**What is needed**
Turn the rows below into a numbered list, skipping any blank lines. Leave the pictures out of your answer.

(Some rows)
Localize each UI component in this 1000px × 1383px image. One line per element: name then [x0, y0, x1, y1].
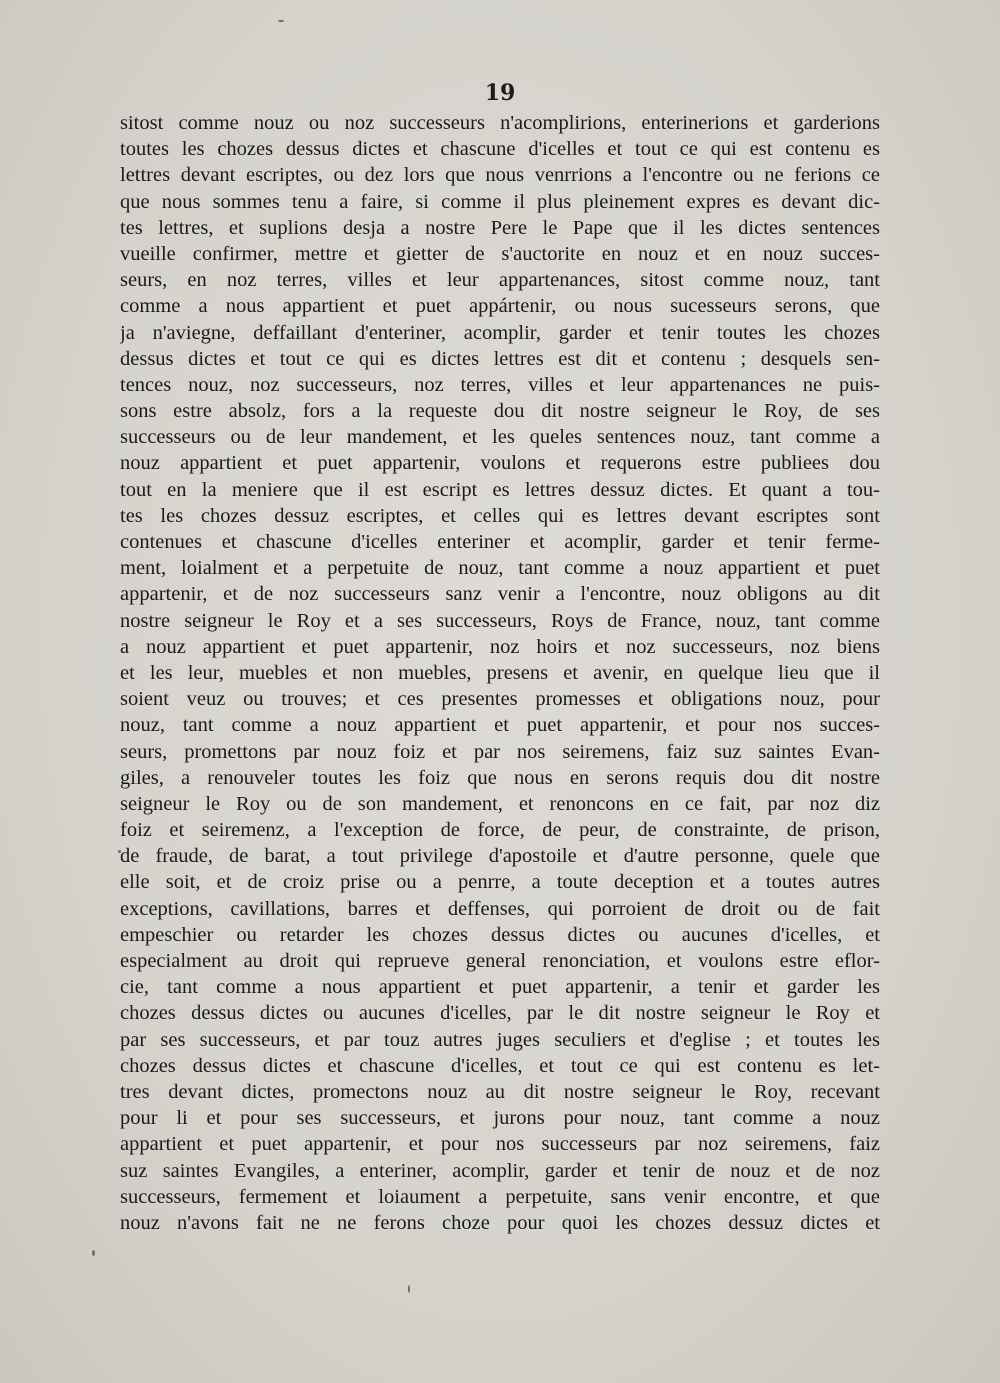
text-line: pour li et pour ses successeurs, et jurons pour nouz, tant comme a nouz — [120, 1107, 880, 1130]
text-line: toutes les chozes dessus dictes et chascune d'icelles et tout ce qui est contenu es — [120, 138, 880, 161]
text-line: seigneur le Roy ou de son mandement, et renoncons en ce fait, par noz diz — [120, 792, 880, 815]
text-line: suz saintes Evangiles, a enteriner, acomplir, garder et tenir de nouz et de noz — [120, 1159, 880, 1182]
text-line: nouz appartient et puet appartenir, voulons et requerons estre publiees dou — [120, 452, 880, 475]
text-line: vueille confirmer, mettre et gietter de s'auctorite en nouz et en nouz succes- — [120, 242, 880, 265]
text-line: cie, tant comme a nous appartient et puet appartenir, a tenir et garder les — [120, 976, 880, 999]
text-line: ment, loialment et a perpetuite de nouz, tant comme a nouz appartient et puet — [120, 557, 880, 580]
text-line: giles, a renouveler toutes les foiz que nous en serons requis dou dit nostre — [120, 766, 880, 789]
text-line: sitost comme nouz ou noz successeurs n'acomplirions, enterinerions et garderions — [120, 112, 880, 134]
text-line: especialment au droit qui reprueve general renonciation, et voulons estre eflor- — [120, 950, 880, 972]
text-line: et les leur, muebles et non muebles, presens et avenir, en quelque lieu que il — [120, 661, 880, 684]
text-line: comme a nous appartient et puet appártenir, ou nous sucesseurs serons, que — [120, 295, 880, 318]
text-line: seurs, promettons par nouz foiz et par nos seiremens, faiz suz saintes Evan- — [120, 740, 880, 763]
text-line: nouz, tant comme a nouz appartient et puet appartenir, et pour nos succes- — [120, 714, 880, 737]
text-line: appartient et puet appartenir, et pour nos successeurs par noz seiremens, faiz — [120, 1133, 880, 1156]
text-line: exceptions, cavillations, barres et deffenses, qui porroient de droit ou de fait — [120, 897, 880, 920]
text-line: tences nouz, noz successeurs, noz terres, villes et leur appartenances ne puis- — [120, 373, 880, 396]
text-line: tout en la meniere que il est escript es lettres dessuz dictes. Et quant a tou- — [120, 478, 880, 501]
text-line: ja n'aviegne, deffaillant d'enteriner, acomplir, garder et tenir toutes les chozes — [120, 321, 880, 344]
text-line: foiz et seiremenz, a l'exception de force, de peur, de constrainte, de prison, — [120, 819, 880, 842]
text-line: soient veuz ou trouves; et ces presentes promesses et obligations nouz, pour — [120, 688, 880, 711]
text-line: tres devant dictes, promectons nouz au dit nostre seigneur le Roy, recevant — [120, 1080, 880, 1103]
text-line: que nous sommes tenu a faire, si comme il plus pleinement expres es devant dic- — [120, 190, 880, 213]
text-line: tes lettres, et suplions desja a nostre Pere le Pape que il les dictes sentences — [120, 216, 880, 239]
paper-speck — [408, 1285, 410, 1293]
text-line: chozes dessus dictes ou aucunes d'icelles, par le dit nostre seigneur le Roy et — [120, 1002, 880, 1025]
text-line: sons estre absolz, fors a la requeste dou dit nostre seigneur le Roy, de ses — [120, 400, 880, 423]
page-number: 19 — [484, 80, 516, 106]
text-line: successeurs, fermement et loiaument a perpetuite, sans venir encontre, et que — [120, 1185, 880, 1208]
text-line: seurs, en noz terres, villes et leur appartenances, sitost comme nouz, tant — [120, 269, 880, 292]
text-line: nostre seigneur le Roy et a ses successeurs, Roys de France, nouz, tant comme — [120, 609, 880, 632]
text-line: de fraude, de barat, a tout privilege d'apostoile et d'autre personne, quele que — [120, 845, 880, 868]
text-line: chozes dessus dictes et chascune d'icelles, et tout ce qui est contenu es let- — [120, 1054, 880, 1077]
text-line: a nouz appartient et puet appartenir, noz hoirs et noz successeurs, noz biens — [120, 635, 880, 658]
text-line: par ses successeurs, et par touz autres juges seculiers et d'eglise ; et toutes les — [120, 1028, 880, 1051]
body-text — [120, 110, 880, 1236]
text-line: empeschier ou retarder les chozes dessus dictes ou aucunes d'icelles, et — [120, 923, 880, 946]
text-line: dessus dictes et tout ce qui es dictes lettres est dit et contenu ; desquels sen- — [120, 347, 880, 370]
text-line: successeurs ou de leur mandement, et les queles sentences nouz, tant comme a — [120, 426, 880, 449]
text-line: lettres devant escriptes, ou dez lors que nous venrrions a l'encontre ou ne ferions ce — [120, 164, 880, 187]
text-line: appartenir, et de noz successeurs sanz venir a l'encontre, nouz obligons au dit — [120, 583, 880, 606]
paper-speck — [278, 20, 284, 22]
paper-speck — [92, 1250, 95, 1256]
text-line: elle soit, et de croiz prise ou a penrre, a toute deception et a toutes autres — [120, 871, 880, 894]
text-line: tes les chozes dessuz escriptes, et celles qui es lettres devant escriptes sont — [120, 504, 880, 527]
text-line: nouz n'avons fait ne ne ferons choze pour quoi les chozes dessuz dictes et — [120, 1211, 880, 1234]
text-line: contenues et chascune d'icelles enteriner et acomplir, garder et tenir ferme- — [120, 531, 880, 553]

**Correct result**
1. Localize each UI component in this 1000px × 1383px image. One line per element: name then [x0, y0, x1, y1].
2. text-line: pour li et pour ses successeurs, et jurons pour nouz, tant comme a nouz — [120, 1107, 880, 1130]
3. text-line: toutes les chozes dessus dictes et chascune d'icelles et tout ce qui est contenu es — [120, 138, 880, 161]
4. text-line: seigneur le Roy ou de son mandement, et renoncons en ce fait, par noz diz — [120, 792, 880, 815]
5. text-line: suz saintes Evangiles, a enteriner, acomplir, garder et tenir de nouz et de noz — [120, 1159, 880, 1182]
6. text-line: nouz appartient et puet appartenir, voulons et requerons estre publiees dou — [120, 452, 880, 475]
7. text-line: vueille confirmer, mettre et gietter de s'auctorite en nouz et en nouz succes- — [120, 242, 880, 265]
8. text-line: cie, tant comme a nous appartient et puet appartenir, a tenir et garder les — [120, 976, 880, 999]
9. text-line: ment, loialment et a perpetuite de nouz, tant comme a nouz appartient et puet — [120, 557, 880, 580]
10. text-line: giles, a renouveler toutes les foiz que nous en serons requis dou dit nostre — [120, 766, 880, 789]
11. text-line: sitost comme nouz ou noz successeurs n'acomplirions, enterinerions et garderions — [120, 112, 880, 134]
12. text-line: especialment au droit qui reprueve general renonciation, et voulons estre eflor- — [120, 950, 880, 972]
13. text-line: et les leur, muebles et non muebles, presens et avenir, en quelque lieu que il — [120, 661, 880, 684]
14. text-line: comme a nous appartient et puet appártenir, ou nous sucesseurs serons, que — [120, 295, 880, 318]
15. text-line: seurs, promettons par nouz foiz et par nos seiremens, faiz suz saintes Evan- — [120, 740, 880, 763]
16. text-line: nouz, tant comme a nouz appartient et puet appartenir, et pour nos succes- — [120, 714, 880, 737]
17. text-line: appartient et puet appartenir, et pour nos successeurs par noz seiremens, faiz — [120, 1133, 880, 1156]
18. text-line: exceptions, cavillations, barres et deffenses, qui porroient de droit ou de fait — [120, 897, 880, 920]
19. text-line: tences nouz, noz successeurs, noz terres, villes et leur appartenances ne puis- — [120, 373, 880, 396]
20. text-line: tout en la meniere que il est escript es lettres dessuz dictes. Et quant a tou- — [120, 478, 880, 501]
21. text-line: ja n'aviegne, deffaillant d'enteriner, acomplir, garder et tenir toutes les chozes — [120, 321, 880, 344]
22. text-line: foiz et seiremenz, a l'exception de force, de peur, de constrainte, de prison, — [120, 819, 880, 842]
23. text-line: soient veuz ou trouves; et ces presentes promesses et obligations nouz, pour — [120, 688, 880, 711]
24. text-line: tres devant dictes, promectons nouz au dit nostre seigneur le Roy, recevant — [120, 1080, 880, 1103]
25. text-line: que nous sommes tenu a faire, si comme il plus pleinement expres es devant dic- — [120, 190, 880, 213]
26. text-line: tes lettres, et suplions desja a nostre Pere le Pape que il les dictes sentences — [120, 216, 880, 239]
27. paper-speck — [408, 1285, 410, 1293]
28. text-line: chozes dessus dictes ou aucunes d'icelles, par le dit nostre seigneur le Roy et — [120, 1002, 880, 1025]
29. text-line: sons estre absolz, fors a la requeste dou dit nostre seigneur le Roy, de ses — [120, 400, 880, 423]
30. page-number: 19 — [484, 80, 516, 106]
31. text-line: successeurs, fermement et loiaument a perpetuite, sans venir encontre, et que — [120, 1185, 880, 1208]
32. text-line: seurs, en noz terres, villes et leur appartenances, sitost comme nouz, tant — [120, 269, 880, 292]
33. text-line: nostre seigneur le Roy et a ses successeurs, Roys de France, nouz, tant comme — [120, 609, 880, 632]
34. text-line: de fraude, de barat, a tout privilege d'apostoile et d'autre personne, quele que — [120, 845, 880, 868]
35. text-line: chozes dessus dictes et chascune d'icelles, et tout ce qui est contenu es let- — [120, 1054, 880, 1077]
36. text-line: a nouz appartient et puet appartenir, noz hoirs et noz successeurs, noz biens — [120, 635, 880, 658]
37. text-line: par ses successeurs, et par touz autres juges seculiers et d'eglise ; et toutes les — [120, 1028, 880, 1051]
38. body-text — [120, 110, 880, 1236]
39. text-line: empeschier ou retarder les chozes dessus dictes ou aucunes d'icelles, et — [120, 923, 880, 946]
40. text-line: dessus dictes et tout ce qui es dictes lettres est dit et contenu ; desquels sen- — [120, 347, 880, 370]
41. text-line: successeurs ou de leur mandement, et les queles sentences nouz, tant comme a — [120, 426, 880, 449]
42. text-line: lettres devant escriptes, ou dez lors que nous venrrions a l'encontre ou ne ferions ce — [120, 164, 880, 187]
43. text-line: appartenir, et de noz successeurs sanz venir a l'encontre, nouz obligons au dit — [120, 583, 880, 606]
44. paper-speck — [278, 20, 284, 22]
45. paper-speck — [92, 1250, 95, 1256]
46. text-line: elle soit, et de croiz prise ou a penrre, a toute deception et a toutes autres — [120, 871, 880, 894]
47. text-line: tes les chozes dessuz escriptes, et celles qui es lettres devant escriptes sont — [120, 504, 880, 527]
48. text-line: nouz n'avons fait ne ne ferons choze pour quoi les chozes dessuz dictes et — [120, 1211, 880, 1234]
49. text-line: contenues et chascune d'icelles enteriner et acomplir, garder et tenir ferme- — [120, 531, 880, 553]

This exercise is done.